=== Short problem ===
In the entries below, how many lines hold the string "walk"? Give only the number.
## start Source data
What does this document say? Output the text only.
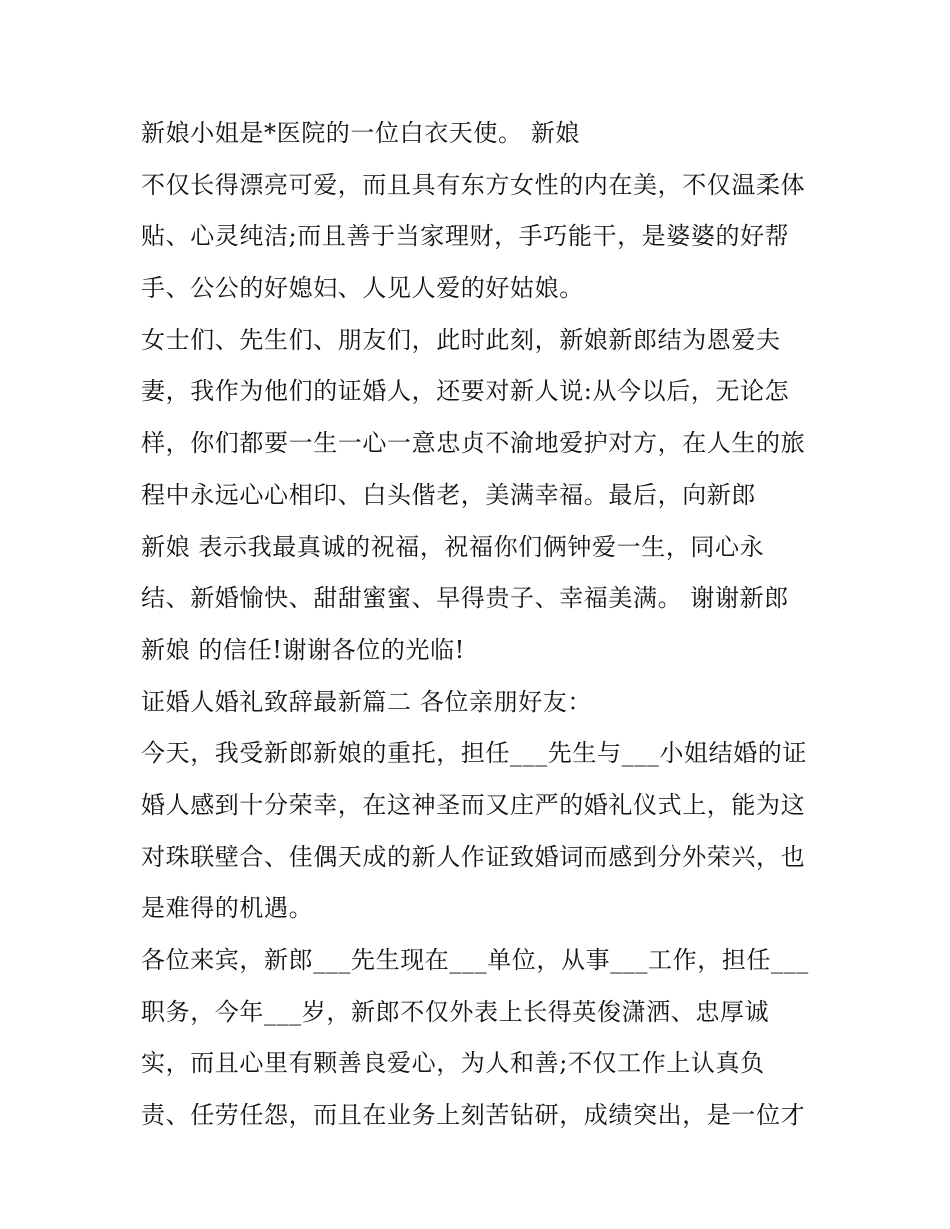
新娘小姐是*医院的一位白衣天使。 新娘
不仅长得漂亮可爱，而且具有东方女性的内在美，不仅温柔体
贴、心灵纯洁;而且善于当家理财，手巧能干，是婆婆的好帮
手、公公的好媳妇、人见人爱的好姑娘。
女士们、先生们、朋友们，此时此刻，新娘新郎结为恩爱夫
妻，我作为他们的证婚人，还要对新人说:从今以后，无论怎
样，你们都要一生一心一意忠贞不渝地爱护对方，在人生的旅
程中永远心心相印、白头偕老，美满幸福。最后，向新郎
新娘 表示我最真诚的祝福，祝福你们俩钟爱一生，同心永
结、新婚愉快、甜甜蜜蜜、早得贵子、幸福美满。 谢谢新郎
新娘 的信任!谢谢各位的光临!
证婚人婚礼致辞最新篇二 各位亲朋好友：
今天，我受新郎新娘的重托，担任___先生与___小姐结婚的证
婚人感到十分荣幸，在这神圣而又庄严的婚礼仪式上，能为这
对珠联壁合、佳偶天成的新人作证致婚词而感到分外荣兴，也
是难得的机遇。
各位来宾，新郎___先生现在___单位，从事___工作，担任___
职务，今年___岁，新郎不仅外表上长得英俊潇洒、忠厚诚
实，而且心里有颗善良爱心，为人和善;不仅工作上认真负
责、任劳任怨，而且在业务上刻苦钻研，成绩突出，是一位才
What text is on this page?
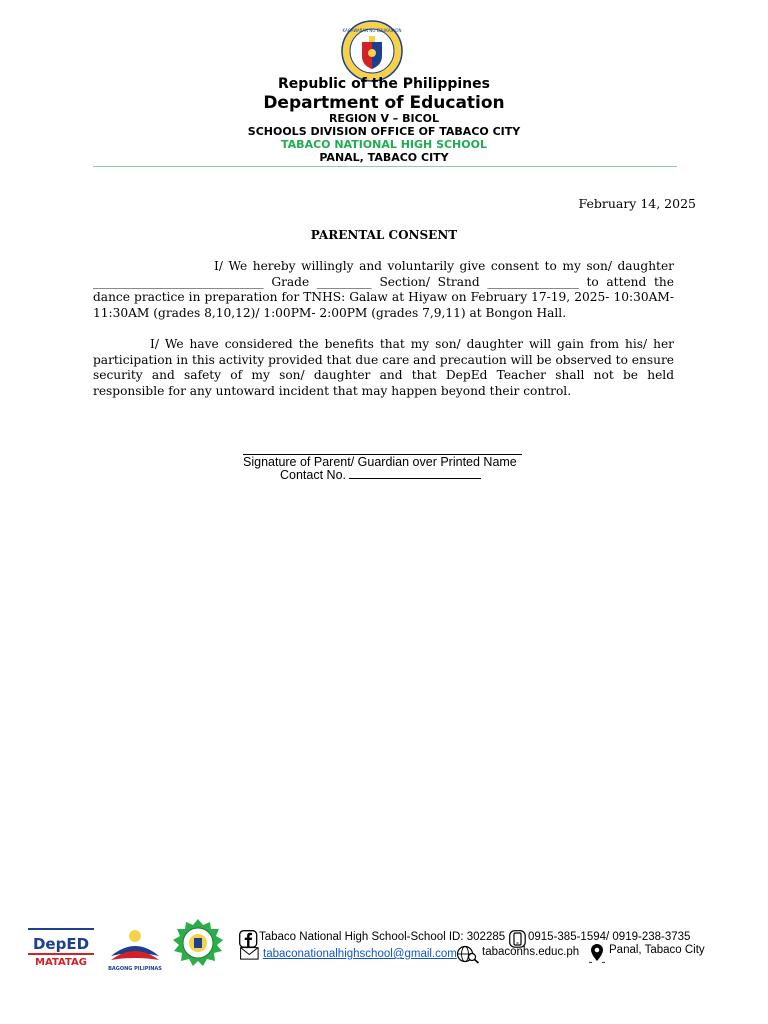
KAGAWARAN NG EDUKASYON
Republic of the Philippines
Department of Education
REGION V – BICOL
SCHOOLS DIVISION OFFICE OF TABACO CITY
TABACO NATIONAL HIGH SCHOOL
PANAL, TABACO CITY
February 14, 2025
PARENTAL CONSENT

I/ We hereby willingly and voluntarily give consent to my son/ daughter ____________________________ Grade _________ Section/ Strand _______________ to attend the dance practice in preparation for TNHS: Galaw at Hiyaw on February 17-19, 2025- 10:30AM- 11:30AM (grades 8,10,12)/ 1:00PM- 2:00PM (grades 7,9,11) at Bongon Hall.

I/ We have considered the benefits that my son/ daughter will gain from his/ her participation in this activity provided that due care and precaution will be observed to ensure security and safety of my son/ daughter and that DepEd Teacher shall not be held responsible for any untoward incident that may happen beyond their control.

Signature of Parent/ Guardian over Printed Name
Contact No.
DepED
MATATAG
BAGONG PILIPINAS
Tabaco National High School-School ID: 302285
tabaconationalhighschool@gmail.com
0915-385-1594/ 0919-238-3735
tabaconhs.educ.ph	Panal, Tabaco City
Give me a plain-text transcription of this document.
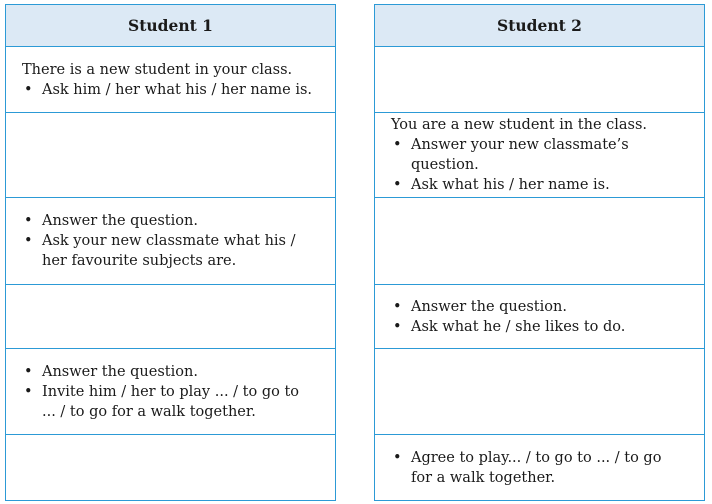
Student 1

There is a new student in your class.

• Ask him / her what his / her name is.
• Answer the question.
• Ask your new classmate what his / her favourite subjects are.
• Answer the question.
• Invite him / her to play ... / to go to ... / to go for a walk together.
Student 2

You are a new student in the class.

• Answer your new classmate’s question.
• Ask what his / her name is.
• Answer the question.
• Ask what he / she likes to do.
• Agree to play... / to go to ... / to go for a walk together.
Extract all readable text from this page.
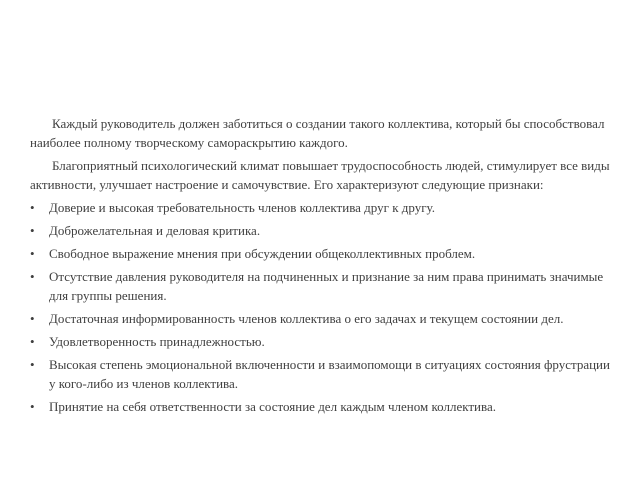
Каждый руководитель должен заботиться о создании такого коллектива, который бы способствовал наиболее полному творческому самораскрытию каждого.

Благоприятный психологический климат повышает трудоспособность людей, стимулирует все виды активности, улучшает настроение и самочувствие. Его характеризуют следующие признаки:

•	Доверие и высокая требовательность членов коллектива друг к другу.
•	Доброжелательная и деловая критика.
•	Свободное выражение мнения при обсуждении общеколлективных проблем.
•	Отсутствие давления руководителя на подчиненных и признание за ним права принимать значимые для группы решения.
•	Достаточная информированность членов коллектива о его задачах и текущем состоянии дел.
•	Удовлетворенность принадлежностью.
•	Высокая степень эмоциональной включенности и взаимопомощи в ситуациях состояния фрустрации у кого-либо из членов коллектива.
•	Принятие на себя ответственности за состояние дел каждым членом коллектива.
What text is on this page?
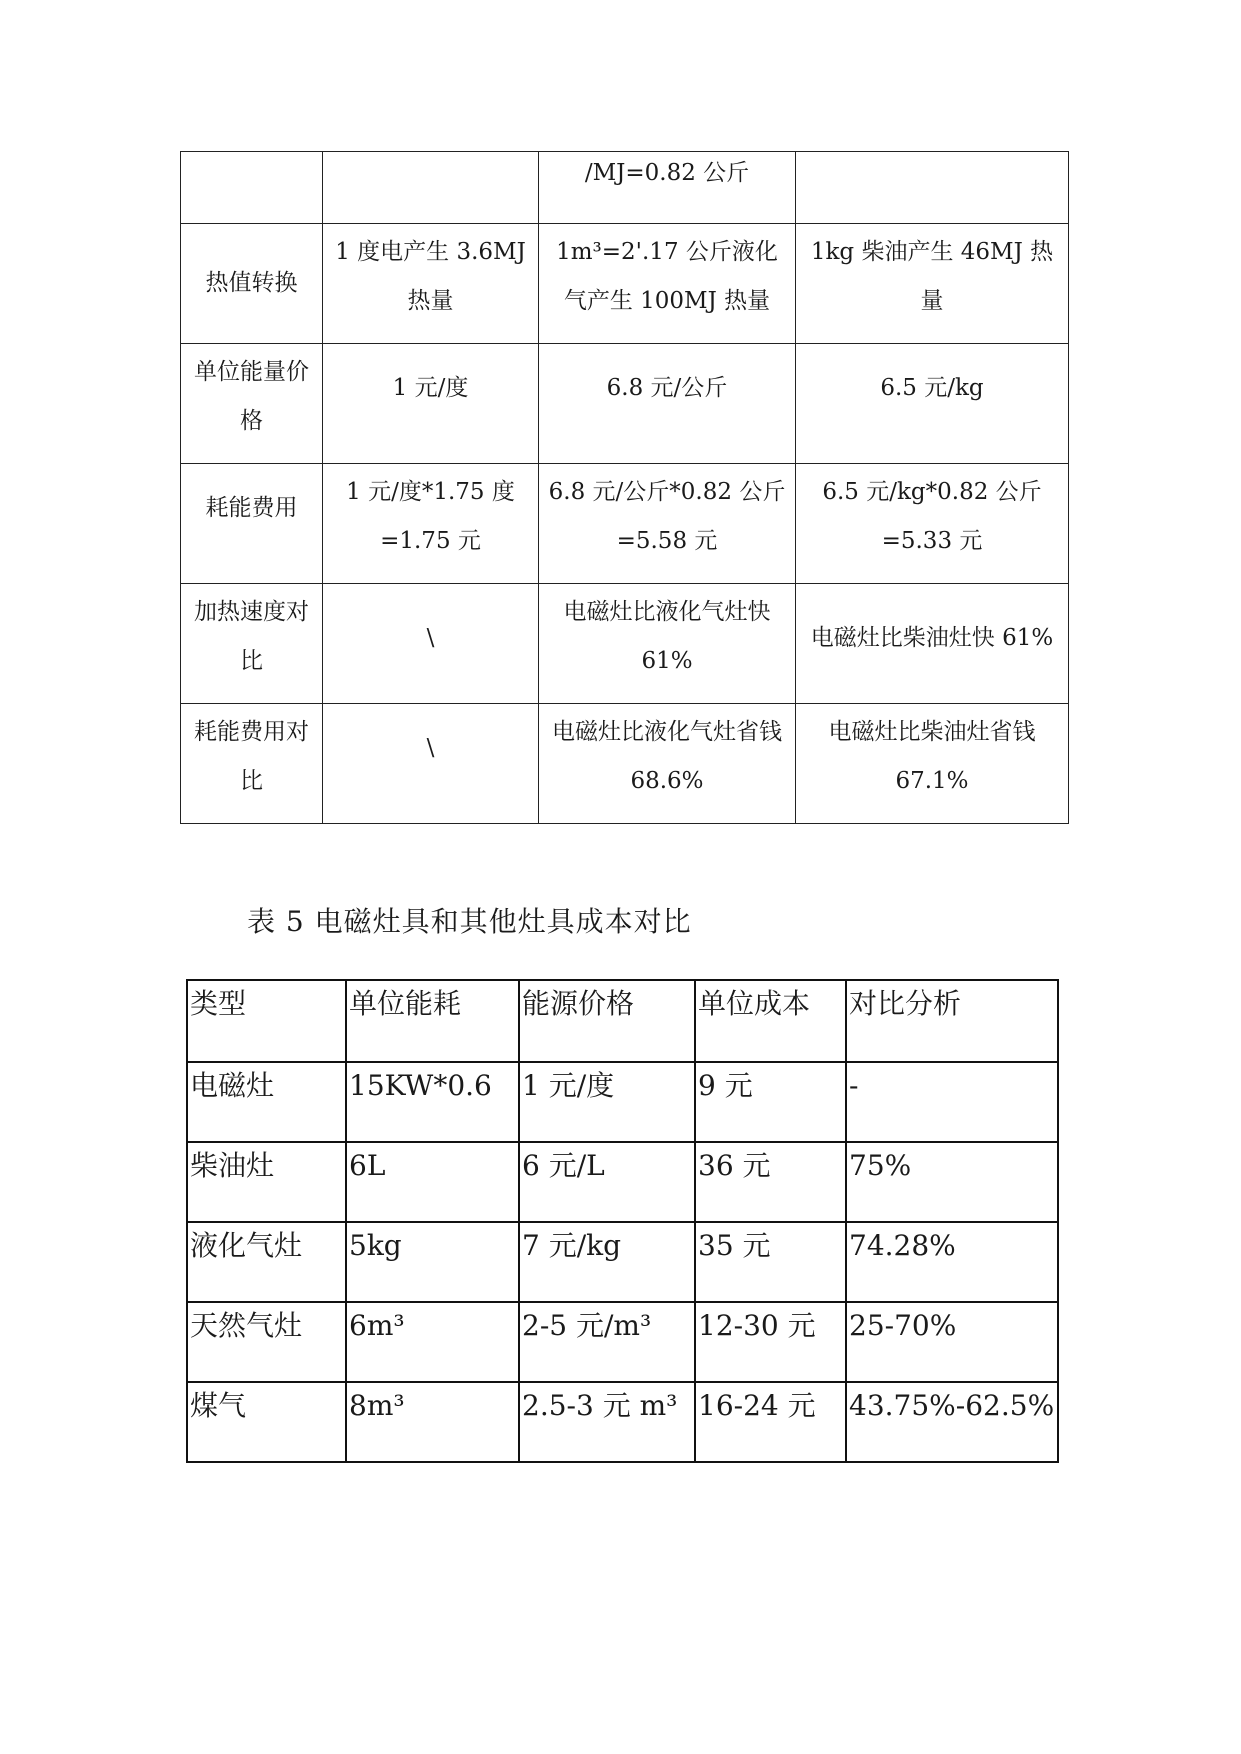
		/MJ=0.82 公斤	
热值转换	1 度电产生 3.6MJ 热量	1m³=2'.17 公斤液化气产生 100MJ 热量	1kg 柴油产生 46MJ 热量
单位能量价格	1 元/度	6.8 元/公斤	6.5 元/kg
耗能费用	1 元/度*1.75 度=1.75 元	6.8 元/公斤*0.82 公斤=5.58 元	6.5 元/kg*0.82 公斤=5.33 元
加热速度对比	\	电磁灶比液化气灶快 61%	电磁灶比柴油灶快 61%
耗能费用对比	\	电磁灶比液化气灶省钱 68.6%	电磁灶比柴油灶省钱 67.1%
表 5 电磁灶具和其他灶具成本对比
类型	单位能耗	能源价格	单位成本	对比分析
电磁灶	15KW*0.6	1 元/度	9 元	-
柴油灶	6L	6 元/L	36 元	75%
液化气灶	5kg	7 元/kg	35 元	74.28%
天然气灶	6m³	2-5 元/m³	12-30 元	25-70%
煤气	8m³	2.5-3 元 m³	16-24 元	43.75%-62.5%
## end Source data
=== Full answer ===
2